[EXERCISE MATERIAL]
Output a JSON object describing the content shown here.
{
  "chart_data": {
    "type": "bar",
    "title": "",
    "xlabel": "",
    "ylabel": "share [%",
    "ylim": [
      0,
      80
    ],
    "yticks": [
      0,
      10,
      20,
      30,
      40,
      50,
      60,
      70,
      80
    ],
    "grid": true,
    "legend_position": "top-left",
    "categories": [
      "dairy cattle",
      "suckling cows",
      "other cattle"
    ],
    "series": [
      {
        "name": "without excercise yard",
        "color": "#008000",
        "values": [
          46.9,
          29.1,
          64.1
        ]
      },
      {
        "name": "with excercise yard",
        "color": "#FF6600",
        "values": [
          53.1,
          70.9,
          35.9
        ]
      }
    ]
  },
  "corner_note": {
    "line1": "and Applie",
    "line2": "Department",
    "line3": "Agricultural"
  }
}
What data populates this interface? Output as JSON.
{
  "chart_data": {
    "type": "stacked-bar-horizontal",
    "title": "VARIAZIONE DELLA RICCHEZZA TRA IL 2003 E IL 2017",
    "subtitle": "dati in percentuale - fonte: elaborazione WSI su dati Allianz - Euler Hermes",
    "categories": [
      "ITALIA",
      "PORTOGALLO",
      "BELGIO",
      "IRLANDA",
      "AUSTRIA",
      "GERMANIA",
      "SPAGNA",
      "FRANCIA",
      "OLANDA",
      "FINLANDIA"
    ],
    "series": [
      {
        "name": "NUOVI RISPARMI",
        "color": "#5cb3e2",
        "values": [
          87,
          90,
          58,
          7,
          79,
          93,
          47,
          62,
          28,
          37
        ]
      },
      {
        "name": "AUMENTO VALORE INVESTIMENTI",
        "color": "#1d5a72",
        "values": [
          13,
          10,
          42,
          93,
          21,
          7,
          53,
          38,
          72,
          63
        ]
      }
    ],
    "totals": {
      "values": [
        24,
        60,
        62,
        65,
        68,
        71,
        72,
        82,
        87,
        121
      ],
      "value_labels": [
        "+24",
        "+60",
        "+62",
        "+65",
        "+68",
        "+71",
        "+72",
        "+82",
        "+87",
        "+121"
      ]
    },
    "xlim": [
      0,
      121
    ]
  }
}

[WORK REQUIRED]
Transcribe each record exactly. Leave nothing out.

[RESULT OF THIS EXERCISE]
Output a JSON object describing the content shown here.
{
  "chart_data": {
    "type": "bar",
    "title": "",
    "xlabel": "",
    "ylabel": "share [%",
    "ylim": [
      0,
      80
    ],
    "yticks": [
      0,
      10,
      20,
      30,
      40,
      50,
      60,
      70,
      80
    ],
    "grid": true,
    "legend_position": "top-left",
    "categories": [
      "dairy cattle",
      "suckling cows",
      "other cattle"
    ],
    "series": [
      {
        "name": "without excercise yard",
        "color": "#008000",
        "values": [
          46.9,
          29.1,
          64.1
        ]
      },
      {
        "name": "with excercise yard",
        "color": "#FF6600",
        "values": [
          53.1,
          70.9,
          35.9
        ]
      }
    ]
  },
  "corner_note": {
    "line1": "and Applie",
    "line2": "Department",
    "line3": "Agricultural"
  }
}
What data populates this interface? Output as JSON.
{
  "chart_data": {
    "type": "stacked-bar-horizontal",
    "title": "VARIAZIONE DELLA RICCHEZZA TRA IL 2003 E IL 2017",
    "subtitle": "dati in percentuale - fonte: elaborazione WSI su dati Allianz - Euler Hermes",
    "categories": [
      "ITALIA",
      "PORTOGALLO",
      "BELGIO",
      "IRLANDA",
      "AUSTRIA",
      "GERMANIA",
      "SPAGNA",
      "FRANCIA",
      "OLANDA",
      "FINLANDIA"
    ],
    "series": [
      {
        "name": "NUOVI RISPARMI",
        "color": "#5cb3e2",
        "values": [
          87,
          90,
          58,
          7,
          79,
          93,
          47,
          62,
          28,
          37
        ]
      },
      {
        "name": "AUMENTO VALORE INVESTIMENTI",
        "color": "#1d5a72",
        "values": [
          13,
          10,
          42,
          93,
          21,
          7,
          53,
          38,
          72,
          63
        ]
      }
    ],
    "totals": {
      "values": [
        24,
        60,
        62,
        65,
        68,
        71,
        72,
        82,
        87,
        121
      ],
      "value_labels": [
        "+24",
        "+60",
        "+62",
        "+65",
        "+68",
        "+71",
        "+72",
        "+82",
        "+87",
        "+121"
      ]
    },
    "xlim": [
      0,
      121
    ]
  }
}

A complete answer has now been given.